Each entry must be given again exactly; images do not belong in the copy.

* [Stored dataset items]
(begin)

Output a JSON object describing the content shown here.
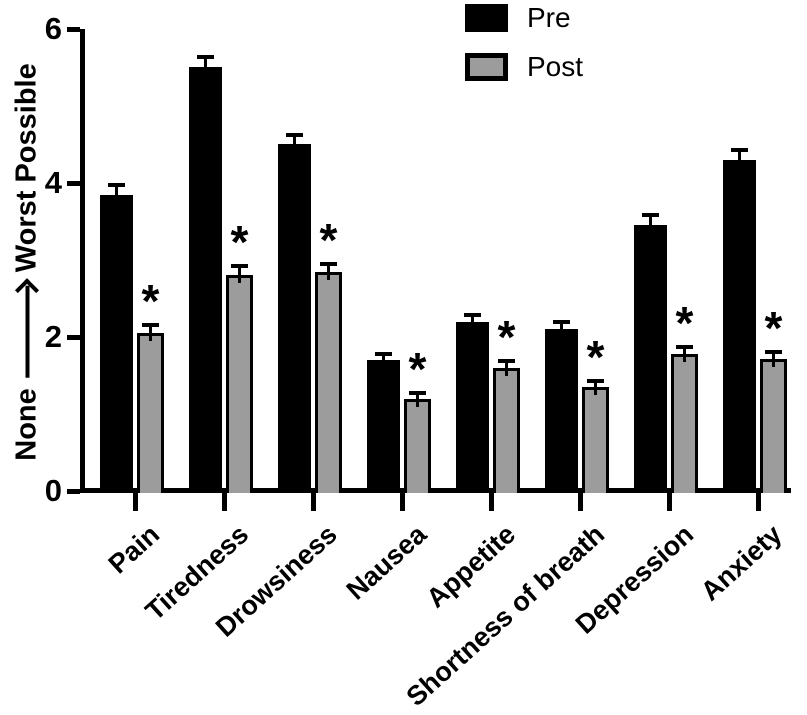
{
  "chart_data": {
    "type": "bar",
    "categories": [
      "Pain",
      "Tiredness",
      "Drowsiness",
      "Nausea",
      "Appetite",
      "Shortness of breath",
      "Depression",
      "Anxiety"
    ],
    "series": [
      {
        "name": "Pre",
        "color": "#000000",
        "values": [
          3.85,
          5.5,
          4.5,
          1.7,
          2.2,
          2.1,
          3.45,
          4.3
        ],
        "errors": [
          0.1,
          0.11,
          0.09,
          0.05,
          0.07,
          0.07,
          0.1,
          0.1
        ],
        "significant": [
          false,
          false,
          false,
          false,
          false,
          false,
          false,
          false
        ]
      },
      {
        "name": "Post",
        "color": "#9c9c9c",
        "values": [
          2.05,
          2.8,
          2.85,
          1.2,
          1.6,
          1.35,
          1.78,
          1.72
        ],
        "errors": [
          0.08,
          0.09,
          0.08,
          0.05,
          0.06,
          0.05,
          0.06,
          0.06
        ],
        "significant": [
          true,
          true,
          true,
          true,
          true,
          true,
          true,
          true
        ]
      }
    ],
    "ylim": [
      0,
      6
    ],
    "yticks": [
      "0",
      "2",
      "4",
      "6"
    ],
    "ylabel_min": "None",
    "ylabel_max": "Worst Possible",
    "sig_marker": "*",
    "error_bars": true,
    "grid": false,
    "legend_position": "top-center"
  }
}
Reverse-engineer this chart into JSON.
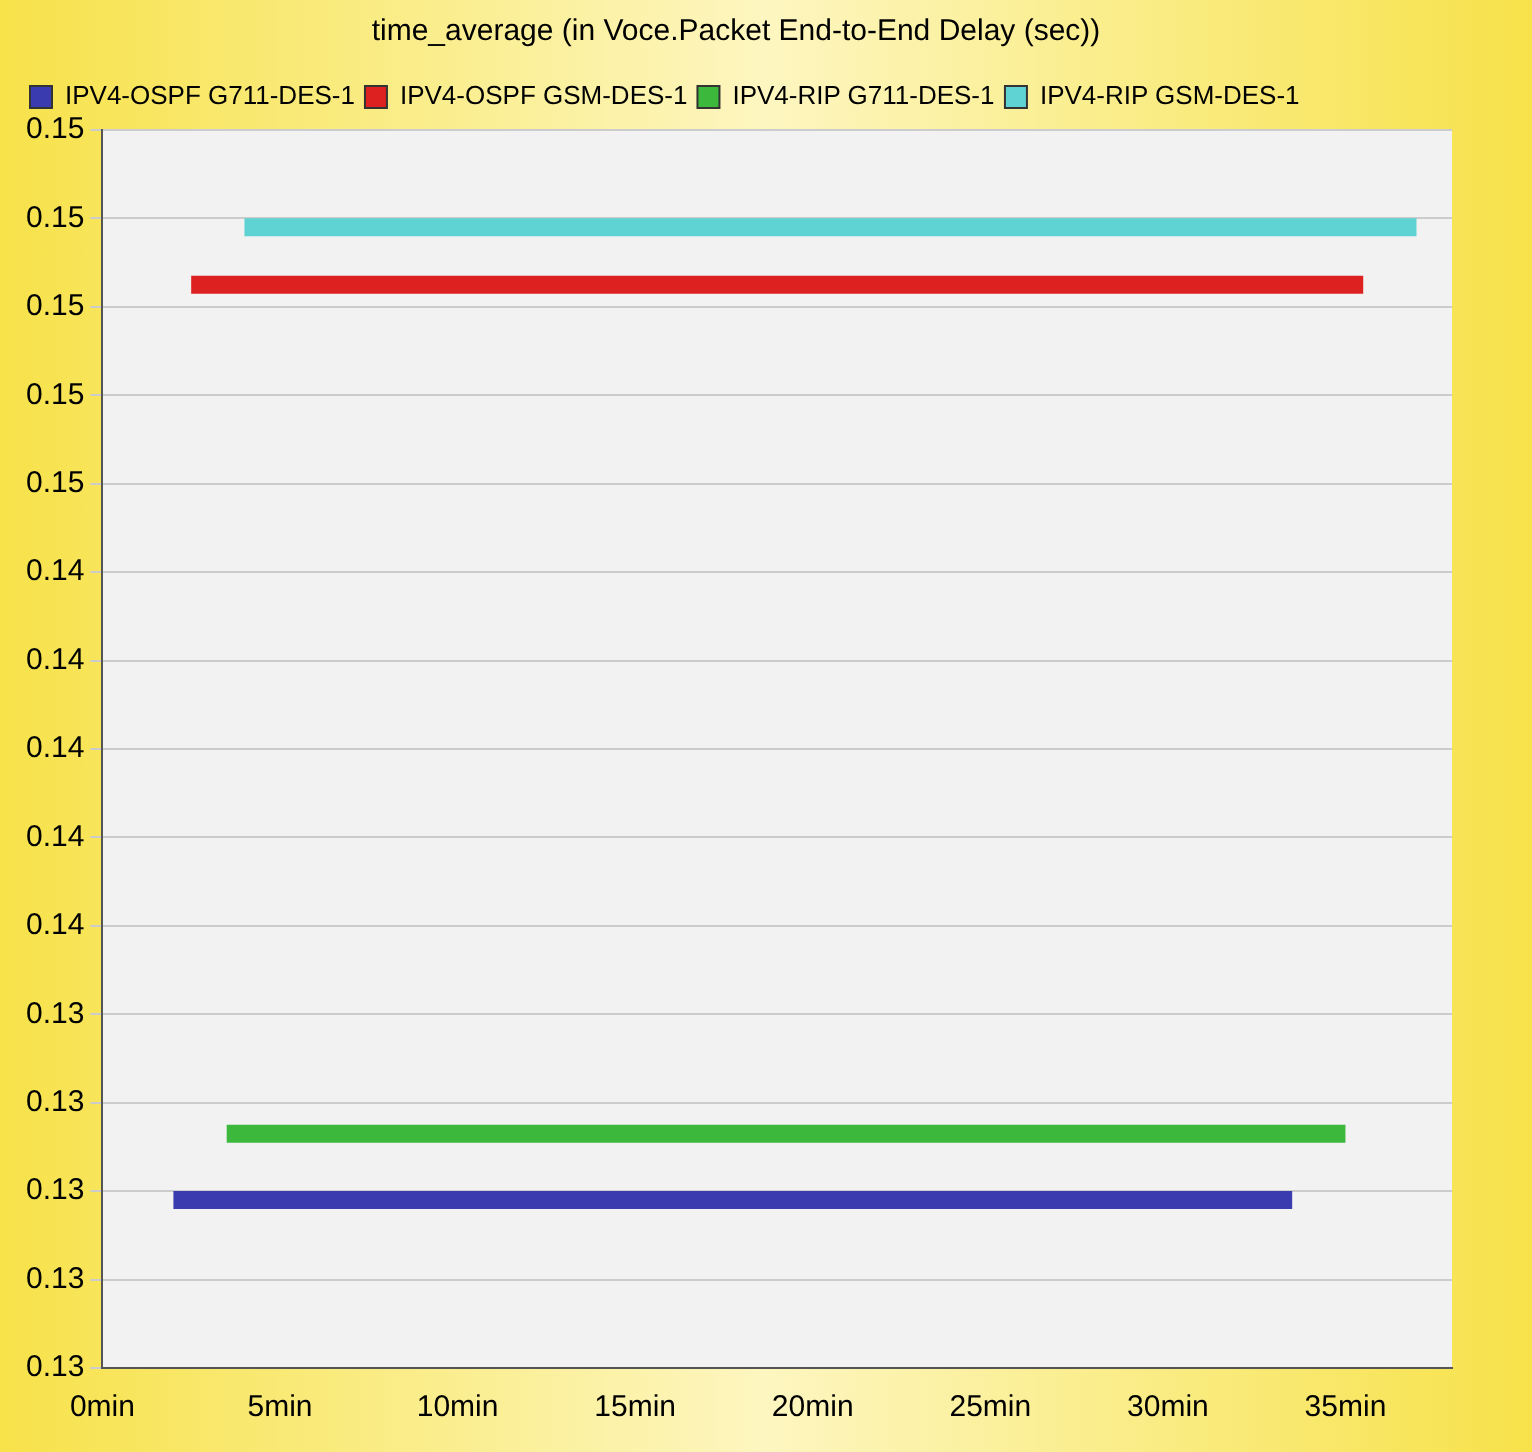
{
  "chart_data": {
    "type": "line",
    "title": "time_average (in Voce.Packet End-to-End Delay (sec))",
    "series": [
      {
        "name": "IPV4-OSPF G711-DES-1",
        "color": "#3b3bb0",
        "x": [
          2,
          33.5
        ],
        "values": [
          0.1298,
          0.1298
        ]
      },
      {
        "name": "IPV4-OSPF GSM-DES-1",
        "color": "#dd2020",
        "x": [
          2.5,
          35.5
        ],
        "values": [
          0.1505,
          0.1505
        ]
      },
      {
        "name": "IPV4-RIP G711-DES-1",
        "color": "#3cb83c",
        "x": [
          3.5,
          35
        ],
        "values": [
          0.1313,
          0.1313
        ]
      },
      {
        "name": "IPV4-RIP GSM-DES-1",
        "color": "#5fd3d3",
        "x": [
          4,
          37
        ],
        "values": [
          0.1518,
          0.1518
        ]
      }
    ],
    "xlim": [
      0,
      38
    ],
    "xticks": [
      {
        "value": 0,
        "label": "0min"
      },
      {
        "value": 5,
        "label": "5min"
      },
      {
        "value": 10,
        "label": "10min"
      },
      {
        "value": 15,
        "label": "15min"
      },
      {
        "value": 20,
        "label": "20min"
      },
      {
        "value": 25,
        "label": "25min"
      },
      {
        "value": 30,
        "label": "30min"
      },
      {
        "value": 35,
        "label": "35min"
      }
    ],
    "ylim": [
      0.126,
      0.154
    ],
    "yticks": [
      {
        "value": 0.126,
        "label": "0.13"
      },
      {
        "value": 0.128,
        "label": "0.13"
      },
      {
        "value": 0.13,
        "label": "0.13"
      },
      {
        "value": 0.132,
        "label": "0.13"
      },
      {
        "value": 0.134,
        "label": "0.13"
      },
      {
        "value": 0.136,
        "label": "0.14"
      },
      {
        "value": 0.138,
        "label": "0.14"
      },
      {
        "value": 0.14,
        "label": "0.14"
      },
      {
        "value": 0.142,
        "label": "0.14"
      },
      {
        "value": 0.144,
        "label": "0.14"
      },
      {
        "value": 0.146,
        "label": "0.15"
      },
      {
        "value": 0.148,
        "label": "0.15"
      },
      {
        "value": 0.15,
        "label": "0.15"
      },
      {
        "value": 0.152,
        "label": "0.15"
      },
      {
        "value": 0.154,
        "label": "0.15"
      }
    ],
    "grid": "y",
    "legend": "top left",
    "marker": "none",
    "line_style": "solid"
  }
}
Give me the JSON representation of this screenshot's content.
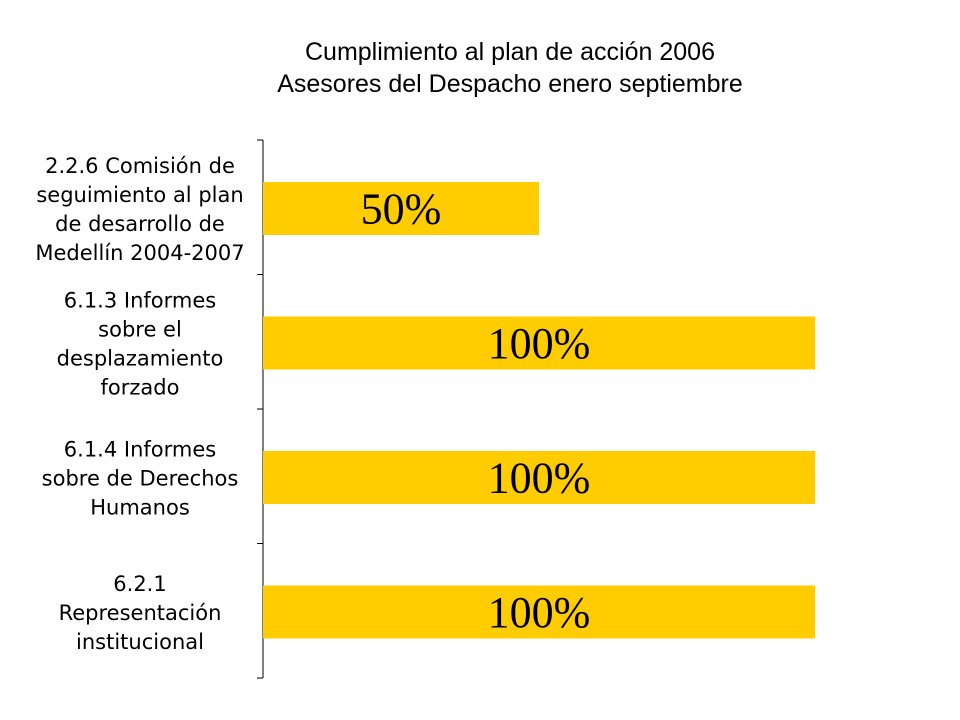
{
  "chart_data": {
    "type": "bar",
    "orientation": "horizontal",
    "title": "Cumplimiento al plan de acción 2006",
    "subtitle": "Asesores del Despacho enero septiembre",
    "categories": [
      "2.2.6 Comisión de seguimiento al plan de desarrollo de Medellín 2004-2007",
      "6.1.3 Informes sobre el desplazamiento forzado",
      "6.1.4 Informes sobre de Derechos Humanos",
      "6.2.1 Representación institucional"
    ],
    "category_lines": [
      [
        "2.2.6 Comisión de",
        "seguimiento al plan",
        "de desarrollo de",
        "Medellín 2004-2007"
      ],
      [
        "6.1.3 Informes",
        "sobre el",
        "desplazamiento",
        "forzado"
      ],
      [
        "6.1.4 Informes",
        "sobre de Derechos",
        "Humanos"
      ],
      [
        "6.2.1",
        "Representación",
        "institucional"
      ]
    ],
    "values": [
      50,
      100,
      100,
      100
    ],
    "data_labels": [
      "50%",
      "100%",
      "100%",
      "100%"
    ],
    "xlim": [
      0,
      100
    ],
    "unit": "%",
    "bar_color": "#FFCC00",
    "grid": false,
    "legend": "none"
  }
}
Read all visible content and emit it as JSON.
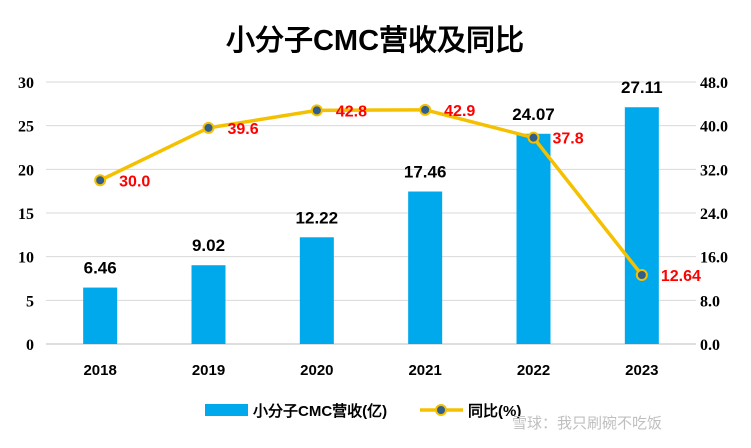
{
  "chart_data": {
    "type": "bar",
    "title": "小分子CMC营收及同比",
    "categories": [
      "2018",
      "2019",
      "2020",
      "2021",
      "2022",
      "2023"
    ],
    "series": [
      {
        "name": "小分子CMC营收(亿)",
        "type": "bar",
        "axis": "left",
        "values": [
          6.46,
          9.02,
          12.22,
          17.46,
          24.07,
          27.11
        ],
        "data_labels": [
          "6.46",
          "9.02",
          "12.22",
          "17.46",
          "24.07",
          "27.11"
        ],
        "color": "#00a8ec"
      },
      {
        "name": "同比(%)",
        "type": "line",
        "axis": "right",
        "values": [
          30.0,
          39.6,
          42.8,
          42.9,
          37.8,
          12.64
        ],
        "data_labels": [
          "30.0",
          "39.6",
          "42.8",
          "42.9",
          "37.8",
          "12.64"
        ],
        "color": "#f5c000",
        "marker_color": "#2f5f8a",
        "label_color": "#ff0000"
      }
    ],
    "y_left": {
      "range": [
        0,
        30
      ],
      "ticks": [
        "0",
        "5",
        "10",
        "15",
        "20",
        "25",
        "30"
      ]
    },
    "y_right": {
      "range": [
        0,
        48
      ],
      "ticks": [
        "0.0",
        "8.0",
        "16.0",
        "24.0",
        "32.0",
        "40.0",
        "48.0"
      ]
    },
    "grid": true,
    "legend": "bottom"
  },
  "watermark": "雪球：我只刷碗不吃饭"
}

(end)

* [COMPLETE RESPONSE]
Output a JSON object describing the content shown here.
{
  "chart_data": {
    "type": "bar",
    "categories": [
      "Pain",
      "Tiredness",
      "Drowsiness",
      "Nausea",
      "Appetite",
      "Shortness of breath",
      "Depression",
      "Anxiety"
    ],
    "series": [
      {
        "name": "Pre",
        "color": "#000000",
        "values": [
          3.85,
          5.5,
          4.5,
          1.7,
          2.2,
          2.1,
          3.45,
          4.3
        ],
        "errors": [
          0.1,
          0.11,
          0.09,
          0.05,
          0.07,
          0.07,
          0.1,
          0.1
        ],
        "significant": [
          false,
          false,
          false,
          false,
          false,
          false,
          false,
          false
        ]
      },
      {
        "name": "Post",
        "color": "#9c9c9c",
        "values": [
          2.05,
          2.8,
          2.85,
          1.2,
          1.6,
          1.35,
          1.78,
          1.72
        ],
        "errors": [
          0.08,
          0.09,
          0.08,
          0.05,
          0.06,
          0.05,
          0.06,
          0.06
        ],
        "significant": [
          true,
          true,
          true,
          true,
          true,
          true,
          true,
          true
        ]
      }
    ],
    "ylim": [
      0,
      6
    ],
    "yticks": [
      "0",
      "2",
      "4",
      "6"
    ],
    "ylabel_min": "None",
    "ylabel_max": "Worst Possible",
    "sig_marker": "*",
    "error_bars": true,
    "grid": false,
    "legend_position": "top-center"
  }
}
Reverse-engineer this chart into JSON.
{
  "chart_data": {
    "type": "line",
    "title": "time_average (in Voce.Packet End-to-End Delay (sec))",
    "series": [
      {
        "name": "IPV4-OSPF G711-DES-1",
        "color": "#3b3bb0",
        "x": [
          2,
          33.5
        ],
        "values": [
          0.1298,
          0.1298
        ]
      },
      {
        "name": "IPV4-OSPF GSM-DES-1",
        "color": "#dd2020",
        "x": [
          2.5,
          35.5
        ],
        "values": [
          0.1505,
          0.1505
        ]
      },
      {
        "name": "IPV4-RIP G711-DES-1",
        "color": "#3cb83c",
        "x": [
          3.5,
          35
        ],
        "values": [
          0.1313,
          0.1313
        ]
      },
      {
        "name": "IPV4-RIP GSM-DES-1",
        "color": "#5fd3d3",
        "x": [
          4,
          37
        ],
        "values": [
          0.1518,
          0.1518
        ]
      }
    ],
    "xlim": [
      0,
      38
    ],
    "xticks": [
      {
        "value": 0,
        "label": "0min"
      },
      {
        "value": 5,
        "label": "5min"
      },
      {
        "value": 10,
        "label": "10min"
      },
      {
        "value": 15,
        "label": "15min"
      },
      {
        "value": 20,
        "label": "20min"
      },
      {
        "value": 25,
        "label": "25min"
      },
      {
        "value": 30,
        "label": "30min"
      },
      {
        "value": 35,
        "label": "35min"
      }
    ],
    "ylim": [
      0.126,
      0.154
    ],
    "yticks": [
      {
        "value": 0.126,
        "label": "0.13"
      },
      {
        "value": 0.128,
        "label": "0.13"
      },
      {
        "value": 0.13,
        "label": "0.13"
      },
      {
        "value": 0.132,
        "label": "0.13"
      },
      {
        "value": 0.134,
        "label": "0.13"
      },
      {
        "value": 0.136,
        "label": "0.14"
      },
      {
        "value": 0.138,
        "label": "0.14"
      },
      {
        "value": 0.14,
        "label": "0.14"
      },
      {
        "value": 0.142,
        "label": "0.14"
      },
      {
        "value": 0.144,
        "label": "0.14"
      },
      {
        "value": 0.146,
        "label": "0.15"
      },
      {
        "value": 0.148,
        "label": "0.15"
      },
      {
        "value": 0.15,
        "label": "0.15"
      },
      {
        "value": 0.152,
        "label": "0.15"
      },
      {
        "value": 0.154,
        "label": "0.15"
      }
    ],
    "grid": "y",
    "legend": "top left",
    "marker": "none",
    "line_style": "solid"
  }
}
Give me the JSON representation of this screenshot's content.
{
  "chart_data": {
    "type": "bar",
    "orientation": "horizontal",
    "title": "Cumplimiento al plan de acción 2006",
    "subtitle": "Asesores del Despacho enero septiembre",
    "categories": [
      "2.2.6 Comisión de seguimiento al plan de desarrollo de Medellín 2004-2007",
      "6.1.3 Informes sobre el desplazamiento forzado",
      "6.1.4 Informes sobre de Derechos Humanos",
      "6.2.1 Representación institucional"
    ],
    "category_lines": [
      [
        "2.2.6 Comisión de",
        "seguimiento al plan",
        "de desarrollo de",
        "Medellín 2004-2007"
      ],
      [
        "6.1.3 Informes",
        "sobre el",
        "desplazamiento",
        "forzado"
      ],
      [
        "6.1.4 Informes",
        "sobre de Derechos",
        "Humanos"
      ],
      [
        "6.2.1",
        "Representación",
        "institucional"
      ]
    ],
    "values": [
      50,
      100,
      100,
      100
    ],
    "data_labels": [
      "50%",
      "100%",
      "100%",
      "100%"
    ],
    "xlim": [
      0,
      100
    ],
    "unit": "%",
    "bar_color": "#FFCC00",
    "grid": false,
    "legend": "none"
  }
}
Read all visible content and emit it as JSON.
{
  "chart_data": {
    "type": "bar",
    "title": "小分子CMC营收及同比",
    "categories": [
      "2018",
      "2019",
      "2020",
      "2021",
      "2022",
      "2023"
    ],
    "series": [
      {
        "name": "小分子CMC营收(亿)",
        "type": "bar",
        "axis": "left",
        "values": [
          6.46,
          9.02,
          12.22,
          17.46,
          24.07,
          27.11
        ],
        "data_labels": [
          "6.46",
          "9.02",
          "12.22",
          "17.46",
          "24.07",
          "27.11"
        ],
        "color": "#00a8ec"
      },
      {
        "name": "同比(%)",
        "type": "line",
        "axis": "right",
        "values": [
          30.0,
          39.6,
          42.8,
          42.9,
          37.8,
          12.64
        ],
        "data_labels": [
          "30.0",
          "39.6",
          "42.8",
          "42.9",
          "37.8",
          "12.64"
        ],
        "color": "#f5c000",
        "marker_color": "#2f5f8a",
        "label_color": "#ff0000"
      }
    ],
    "y_left": {
      "range": [
        0,
        30
      ],
      "ticks": [
        "0",
        "5",
        "10",
        "15",
        "20",
        "25",
        "30"
      ]
    },
    "y_right": {
      "range": [
        0,
        48
      ],
      "ticks": [
        "0.0",
        "8.0",
        "16.0",
        "24.0",
        "32.0",
        "40.0",
        "48.0"
      ]
    },
    "grid": true,
    "legend": "bottom"
  },
  "watermark": "雪球：我只刷碗不吃饭"
}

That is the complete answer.